▶ _Stated exercise_: Retype exactly the lines that run from the line with "Read all visible content and emit it as JSON." to the final line of the entries, keeping both ends and nothing else.

▶ _Available records_:
:::::

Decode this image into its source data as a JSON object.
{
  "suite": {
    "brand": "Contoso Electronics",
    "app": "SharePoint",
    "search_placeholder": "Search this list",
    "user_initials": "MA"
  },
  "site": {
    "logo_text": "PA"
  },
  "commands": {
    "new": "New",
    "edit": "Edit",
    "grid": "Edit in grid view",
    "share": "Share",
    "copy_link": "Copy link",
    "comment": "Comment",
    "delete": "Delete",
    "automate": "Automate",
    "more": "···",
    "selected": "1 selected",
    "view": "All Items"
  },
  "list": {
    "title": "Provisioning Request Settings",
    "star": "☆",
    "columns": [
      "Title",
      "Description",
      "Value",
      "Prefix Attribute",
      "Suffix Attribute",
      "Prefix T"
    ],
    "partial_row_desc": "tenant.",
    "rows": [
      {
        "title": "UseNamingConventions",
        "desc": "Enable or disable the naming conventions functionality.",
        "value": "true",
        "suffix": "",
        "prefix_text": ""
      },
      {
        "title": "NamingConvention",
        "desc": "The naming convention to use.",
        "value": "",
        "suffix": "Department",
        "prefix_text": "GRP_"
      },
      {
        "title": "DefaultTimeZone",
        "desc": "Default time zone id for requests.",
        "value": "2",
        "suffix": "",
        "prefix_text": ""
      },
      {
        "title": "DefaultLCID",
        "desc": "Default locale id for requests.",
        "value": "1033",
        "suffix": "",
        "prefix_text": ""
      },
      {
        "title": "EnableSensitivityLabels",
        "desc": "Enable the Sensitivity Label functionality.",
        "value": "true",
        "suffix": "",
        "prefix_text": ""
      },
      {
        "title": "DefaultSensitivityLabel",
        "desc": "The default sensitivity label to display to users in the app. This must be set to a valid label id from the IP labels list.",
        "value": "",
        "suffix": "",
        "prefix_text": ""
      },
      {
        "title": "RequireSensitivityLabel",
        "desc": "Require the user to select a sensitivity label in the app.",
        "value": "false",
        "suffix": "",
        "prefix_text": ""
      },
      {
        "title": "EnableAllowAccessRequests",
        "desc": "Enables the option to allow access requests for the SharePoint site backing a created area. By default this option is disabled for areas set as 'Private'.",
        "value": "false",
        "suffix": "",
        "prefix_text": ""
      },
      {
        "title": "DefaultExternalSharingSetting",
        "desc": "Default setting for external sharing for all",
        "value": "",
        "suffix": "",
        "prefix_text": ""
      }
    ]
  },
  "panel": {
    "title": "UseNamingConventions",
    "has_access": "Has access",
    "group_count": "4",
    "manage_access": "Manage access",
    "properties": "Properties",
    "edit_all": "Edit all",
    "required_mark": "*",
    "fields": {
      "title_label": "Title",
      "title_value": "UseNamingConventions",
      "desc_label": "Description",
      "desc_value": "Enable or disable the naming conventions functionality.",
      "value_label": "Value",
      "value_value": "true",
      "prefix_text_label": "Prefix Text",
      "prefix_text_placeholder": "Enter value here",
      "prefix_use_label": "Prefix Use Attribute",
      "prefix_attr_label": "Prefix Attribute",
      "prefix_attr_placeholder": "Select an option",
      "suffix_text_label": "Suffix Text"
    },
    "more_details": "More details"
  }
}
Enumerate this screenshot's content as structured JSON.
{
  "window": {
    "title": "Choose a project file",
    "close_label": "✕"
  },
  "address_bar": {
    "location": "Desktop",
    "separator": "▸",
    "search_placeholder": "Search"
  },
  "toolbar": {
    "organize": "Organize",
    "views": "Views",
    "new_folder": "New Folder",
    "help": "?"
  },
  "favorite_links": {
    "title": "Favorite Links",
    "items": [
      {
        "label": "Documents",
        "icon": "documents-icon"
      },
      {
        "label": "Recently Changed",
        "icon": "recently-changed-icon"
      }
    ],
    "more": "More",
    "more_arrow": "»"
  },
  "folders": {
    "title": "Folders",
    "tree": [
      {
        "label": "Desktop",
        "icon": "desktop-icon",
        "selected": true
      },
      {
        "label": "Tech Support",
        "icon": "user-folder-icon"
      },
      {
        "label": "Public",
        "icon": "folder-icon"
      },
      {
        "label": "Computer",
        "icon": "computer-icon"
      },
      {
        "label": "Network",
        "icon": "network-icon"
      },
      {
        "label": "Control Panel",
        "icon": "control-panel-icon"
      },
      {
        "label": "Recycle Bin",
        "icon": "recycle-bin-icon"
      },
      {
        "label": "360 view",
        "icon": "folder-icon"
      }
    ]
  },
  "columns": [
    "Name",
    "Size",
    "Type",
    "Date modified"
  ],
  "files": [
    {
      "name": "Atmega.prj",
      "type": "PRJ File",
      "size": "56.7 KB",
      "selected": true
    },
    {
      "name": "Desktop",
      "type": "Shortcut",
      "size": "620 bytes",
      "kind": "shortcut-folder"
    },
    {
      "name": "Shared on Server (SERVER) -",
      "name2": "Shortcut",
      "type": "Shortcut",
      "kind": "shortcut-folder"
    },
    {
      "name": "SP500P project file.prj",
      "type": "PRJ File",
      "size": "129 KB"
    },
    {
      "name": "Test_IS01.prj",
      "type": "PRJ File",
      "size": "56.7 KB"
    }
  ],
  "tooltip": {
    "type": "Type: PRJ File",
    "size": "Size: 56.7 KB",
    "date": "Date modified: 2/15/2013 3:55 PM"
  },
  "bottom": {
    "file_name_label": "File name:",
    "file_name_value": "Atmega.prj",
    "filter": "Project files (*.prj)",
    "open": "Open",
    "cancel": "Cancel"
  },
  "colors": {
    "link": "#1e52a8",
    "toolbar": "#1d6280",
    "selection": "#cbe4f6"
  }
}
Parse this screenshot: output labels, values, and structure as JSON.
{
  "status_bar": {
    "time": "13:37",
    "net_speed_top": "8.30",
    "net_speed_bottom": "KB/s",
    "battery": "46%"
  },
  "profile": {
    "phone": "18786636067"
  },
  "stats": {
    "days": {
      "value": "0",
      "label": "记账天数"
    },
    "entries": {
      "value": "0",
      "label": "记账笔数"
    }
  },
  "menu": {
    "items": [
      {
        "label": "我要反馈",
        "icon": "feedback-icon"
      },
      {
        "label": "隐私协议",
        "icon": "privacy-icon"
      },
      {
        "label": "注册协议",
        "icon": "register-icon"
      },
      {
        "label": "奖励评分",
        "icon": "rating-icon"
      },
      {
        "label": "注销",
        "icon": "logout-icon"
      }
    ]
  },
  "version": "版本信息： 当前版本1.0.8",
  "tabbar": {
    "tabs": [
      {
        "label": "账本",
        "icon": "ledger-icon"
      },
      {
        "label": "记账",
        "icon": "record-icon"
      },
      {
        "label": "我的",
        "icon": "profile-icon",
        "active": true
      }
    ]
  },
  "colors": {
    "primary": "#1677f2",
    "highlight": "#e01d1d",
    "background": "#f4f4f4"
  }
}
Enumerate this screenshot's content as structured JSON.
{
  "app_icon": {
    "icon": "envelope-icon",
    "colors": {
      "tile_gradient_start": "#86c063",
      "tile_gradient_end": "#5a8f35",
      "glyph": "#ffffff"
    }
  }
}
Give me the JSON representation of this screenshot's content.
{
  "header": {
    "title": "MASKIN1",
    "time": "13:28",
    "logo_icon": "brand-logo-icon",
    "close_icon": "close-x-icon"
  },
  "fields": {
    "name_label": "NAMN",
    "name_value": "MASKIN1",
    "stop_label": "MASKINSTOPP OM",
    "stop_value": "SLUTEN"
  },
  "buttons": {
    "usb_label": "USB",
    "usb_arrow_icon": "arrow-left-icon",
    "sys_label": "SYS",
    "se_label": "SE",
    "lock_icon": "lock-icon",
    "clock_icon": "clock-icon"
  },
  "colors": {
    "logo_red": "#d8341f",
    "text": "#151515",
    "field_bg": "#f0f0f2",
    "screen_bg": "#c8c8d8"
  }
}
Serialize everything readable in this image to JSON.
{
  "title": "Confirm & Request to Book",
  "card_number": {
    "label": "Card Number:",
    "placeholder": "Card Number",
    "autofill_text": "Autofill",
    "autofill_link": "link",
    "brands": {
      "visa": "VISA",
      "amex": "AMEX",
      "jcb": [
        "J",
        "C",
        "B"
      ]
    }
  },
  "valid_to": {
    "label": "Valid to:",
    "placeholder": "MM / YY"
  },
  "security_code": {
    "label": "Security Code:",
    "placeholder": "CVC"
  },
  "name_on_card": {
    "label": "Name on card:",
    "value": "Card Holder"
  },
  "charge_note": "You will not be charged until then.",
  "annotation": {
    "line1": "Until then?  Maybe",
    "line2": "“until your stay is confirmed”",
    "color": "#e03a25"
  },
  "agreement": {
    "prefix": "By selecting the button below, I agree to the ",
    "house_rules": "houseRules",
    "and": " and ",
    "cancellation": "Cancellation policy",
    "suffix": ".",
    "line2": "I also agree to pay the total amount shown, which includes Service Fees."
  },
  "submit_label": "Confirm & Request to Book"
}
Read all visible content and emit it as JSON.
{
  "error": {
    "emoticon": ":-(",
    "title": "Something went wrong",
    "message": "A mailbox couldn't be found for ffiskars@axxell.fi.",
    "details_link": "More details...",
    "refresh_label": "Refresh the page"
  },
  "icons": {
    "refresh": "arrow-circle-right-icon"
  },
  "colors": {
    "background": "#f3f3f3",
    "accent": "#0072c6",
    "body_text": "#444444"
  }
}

:::::

▶ _Finished answer_:
Read all visible content and emit it as JSON.
{
  "error": {
    "emoticon": ":-(",
    "title": "Something went wrong",
    "message": "A mailbox couldn't be found for ffiskars@axxell.fi.",
    "details_link": "More details...",
    "refresh_label": "Refresh the page"
  },
  "icons": {
    "refresh": "arrow-circle-right-icon"
  },
  "colors": {
    "background": "#f3f3f3",
    "accent": "#0072c6",
    "body_text": "#444444"
  }
}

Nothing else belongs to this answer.